* _WHAT IS BEING ASKED_: Each line containing the word "under" needs to be copied.

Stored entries
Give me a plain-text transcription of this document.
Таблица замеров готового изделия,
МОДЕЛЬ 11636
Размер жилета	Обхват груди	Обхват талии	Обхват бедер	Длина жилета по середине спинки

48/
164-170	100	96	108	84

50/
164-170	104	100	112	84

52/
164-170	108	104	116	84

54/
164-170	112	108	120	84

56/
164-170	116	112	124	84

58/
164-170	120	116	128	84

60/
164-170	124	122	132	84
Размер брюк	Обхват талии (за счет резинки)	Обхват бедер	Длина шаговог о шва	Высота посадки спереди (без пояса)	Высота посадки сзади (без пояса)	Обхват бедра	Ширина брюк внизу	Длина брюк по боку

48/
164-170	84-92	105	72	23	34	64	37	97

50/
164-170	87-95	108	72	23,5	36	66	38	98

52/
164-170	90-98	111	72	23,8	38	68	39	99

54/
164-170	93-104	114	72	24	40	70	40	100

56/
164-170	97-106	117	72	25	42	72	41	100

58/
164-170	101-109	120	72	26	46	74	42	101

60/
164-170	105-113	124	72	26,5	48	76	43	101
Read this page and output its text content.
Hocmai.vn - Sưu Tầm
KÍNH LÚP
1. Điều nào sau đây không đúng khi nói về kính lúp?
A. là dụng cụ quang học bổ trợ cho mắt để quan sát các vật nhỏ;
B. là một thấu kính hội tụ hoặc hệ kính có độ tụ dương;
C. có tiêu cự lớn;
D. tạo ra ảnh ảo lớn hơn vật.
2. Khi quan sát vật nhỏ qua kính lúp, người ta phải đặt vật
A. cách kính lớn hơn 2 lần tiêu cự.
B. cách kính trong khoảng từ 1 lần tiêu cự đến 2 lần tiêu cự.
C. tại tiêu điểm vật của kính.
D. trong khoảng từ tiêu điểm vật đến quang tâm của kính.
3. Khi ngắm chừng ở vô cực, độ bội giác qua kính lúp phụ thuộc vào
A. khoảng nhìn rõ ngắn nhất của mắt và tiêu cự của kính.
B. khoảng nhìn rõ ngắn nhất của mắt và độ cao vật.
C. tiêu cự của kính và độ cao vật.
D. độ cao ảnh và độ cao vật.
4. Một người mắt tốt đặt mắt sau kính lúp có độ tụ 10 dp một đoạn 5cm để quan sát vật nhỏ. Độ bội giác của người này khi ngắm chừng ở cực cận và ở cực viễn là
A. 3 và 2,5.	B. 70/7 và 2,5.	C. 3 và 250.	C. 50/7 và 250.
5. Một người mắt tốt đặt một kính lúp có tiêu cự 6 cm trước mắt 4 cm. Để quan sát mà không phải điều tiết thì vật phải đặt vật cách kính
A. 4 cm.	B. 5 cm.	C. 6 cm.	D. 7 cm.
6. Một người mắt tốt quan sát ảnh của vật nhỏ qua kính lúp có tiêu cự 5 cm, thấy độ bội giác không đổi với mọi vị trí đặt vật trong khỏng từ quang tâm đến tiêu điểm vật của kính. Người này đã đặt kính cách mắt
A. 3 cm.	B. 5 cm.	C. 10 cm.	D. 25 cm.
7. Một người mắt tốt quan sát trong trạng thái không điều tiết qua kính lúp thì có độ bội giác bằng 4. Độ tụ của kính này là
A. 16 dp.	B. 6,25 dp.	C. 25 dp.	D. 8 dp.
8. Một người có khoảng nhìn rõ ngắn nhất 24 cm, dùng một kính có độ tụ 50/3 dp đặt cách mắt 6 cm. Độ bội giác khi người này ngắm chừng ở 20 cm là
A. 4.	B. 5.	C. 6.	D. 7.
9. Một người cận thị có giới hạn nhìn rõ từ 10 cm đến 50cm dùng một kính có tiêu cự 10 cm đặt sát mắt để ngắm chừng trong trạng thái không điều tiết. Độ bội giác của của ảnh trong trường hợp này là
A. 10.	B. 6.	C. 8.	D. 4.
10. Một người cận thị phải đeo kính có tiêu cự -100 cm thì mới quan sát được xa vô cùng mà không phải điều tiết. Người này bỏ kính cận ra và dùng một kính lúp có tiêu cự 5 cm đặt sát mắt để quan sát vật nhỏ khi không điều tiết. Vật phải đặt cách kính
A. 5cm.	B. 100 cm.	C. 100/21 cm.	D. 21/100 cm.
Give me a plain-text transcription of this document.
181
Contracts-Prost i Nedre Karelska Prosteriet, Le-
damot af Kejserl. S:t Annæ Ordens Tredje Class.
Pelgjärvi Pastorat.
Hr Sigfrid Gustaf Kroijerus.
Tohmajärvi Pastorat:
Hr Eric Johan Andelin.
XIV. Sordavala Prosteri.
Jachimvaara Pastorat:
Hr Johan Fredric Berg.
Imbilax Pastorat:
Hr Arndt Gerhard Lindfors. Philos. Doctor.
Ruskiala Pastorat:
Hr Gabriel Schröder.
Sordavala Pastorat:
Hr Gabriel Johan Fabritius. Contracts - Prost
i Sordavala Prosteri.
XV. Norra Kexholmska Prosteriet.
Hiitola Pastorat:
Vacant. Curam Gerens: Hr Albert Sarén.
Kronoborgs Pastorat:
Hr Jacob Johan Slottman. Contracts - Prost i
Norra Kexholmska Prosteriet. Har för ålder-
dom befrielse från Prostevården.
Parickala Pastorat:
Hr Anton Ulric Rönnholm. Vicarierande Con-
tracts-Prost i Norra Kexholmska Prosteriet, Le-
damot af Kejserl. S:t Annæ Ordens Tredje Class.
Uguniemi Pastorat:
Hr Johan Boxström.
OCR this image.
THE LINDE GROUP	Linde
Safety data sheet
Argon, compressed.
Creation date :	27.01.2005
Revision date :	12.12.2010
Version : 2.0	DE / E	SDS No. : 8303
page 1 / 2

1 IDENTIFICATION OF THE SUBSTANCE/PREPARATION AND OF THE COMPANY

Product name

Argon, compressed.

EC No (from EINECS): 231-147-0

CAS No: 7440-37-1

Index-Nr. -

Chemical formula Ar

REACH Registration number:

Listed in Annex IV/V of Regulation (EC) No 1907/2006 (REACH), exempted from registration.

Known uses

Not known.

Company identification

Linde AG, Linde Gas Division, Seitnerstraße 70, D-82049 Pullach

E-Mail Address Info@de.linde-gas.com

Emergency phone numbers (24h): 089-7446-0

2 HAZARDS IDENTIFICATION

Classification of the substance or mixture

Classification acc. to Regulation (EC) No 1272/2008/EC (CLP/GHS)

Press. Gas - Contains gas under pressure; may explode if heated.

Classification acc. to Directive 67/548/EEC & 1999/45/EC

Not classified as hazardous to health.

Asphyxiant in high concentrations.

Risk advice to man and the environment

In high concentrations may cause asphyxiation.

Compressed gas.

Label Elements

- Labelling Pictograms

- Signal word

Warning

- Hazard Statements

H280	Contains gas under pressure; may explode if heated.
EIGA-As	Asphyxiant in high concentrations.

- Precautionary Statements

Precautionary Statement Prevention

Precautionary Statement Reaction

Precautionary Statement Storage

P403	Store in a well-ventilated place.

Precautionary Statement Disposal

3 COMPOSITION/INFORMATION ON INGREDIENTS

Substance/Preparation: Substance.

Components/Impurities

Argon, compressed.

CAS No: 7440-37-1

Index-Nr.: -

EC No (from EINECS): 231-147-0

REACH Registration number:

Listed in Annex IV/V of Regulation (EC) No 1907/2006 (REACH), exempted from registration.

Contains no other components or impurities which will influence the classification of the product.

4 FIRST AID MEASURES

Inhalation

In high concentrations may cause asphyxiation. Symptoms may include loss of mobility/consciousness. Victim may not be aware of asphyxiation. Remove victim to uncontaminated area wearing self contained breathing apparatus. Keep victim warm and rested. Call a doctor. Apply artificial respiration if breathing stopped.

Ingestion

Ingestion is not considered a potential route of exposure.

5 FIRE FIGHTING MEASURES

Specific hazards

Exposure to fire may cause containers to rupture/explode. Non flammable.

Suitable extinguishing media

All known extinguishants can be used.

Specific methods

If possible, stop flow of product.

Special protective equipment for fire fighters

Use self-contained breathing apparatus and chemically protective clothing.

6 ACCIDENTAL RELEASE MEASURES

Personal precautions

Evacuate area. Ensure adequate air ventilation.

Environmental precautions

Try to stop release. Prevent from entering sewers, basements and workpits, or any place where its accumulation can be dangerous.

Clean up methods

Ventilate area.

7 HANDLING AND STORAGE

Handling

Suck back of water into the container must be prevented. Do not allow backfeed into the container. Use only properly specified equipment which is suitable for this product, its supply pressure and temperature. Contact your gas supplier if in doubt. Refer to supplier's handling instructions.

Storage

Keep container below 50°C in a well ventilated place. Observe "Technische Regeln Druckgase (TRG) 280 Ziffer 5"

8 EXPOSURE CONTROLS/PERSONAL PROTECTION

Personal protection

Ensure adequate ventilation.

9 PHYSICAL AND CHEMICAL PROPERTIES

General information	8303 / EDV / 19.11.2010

* _SOLUTION TO THIS PROBLEM_:
Press. Gas - Contains gas under pressure; may explode if heated.
H280	Contains gas under pressure; may explode if heated.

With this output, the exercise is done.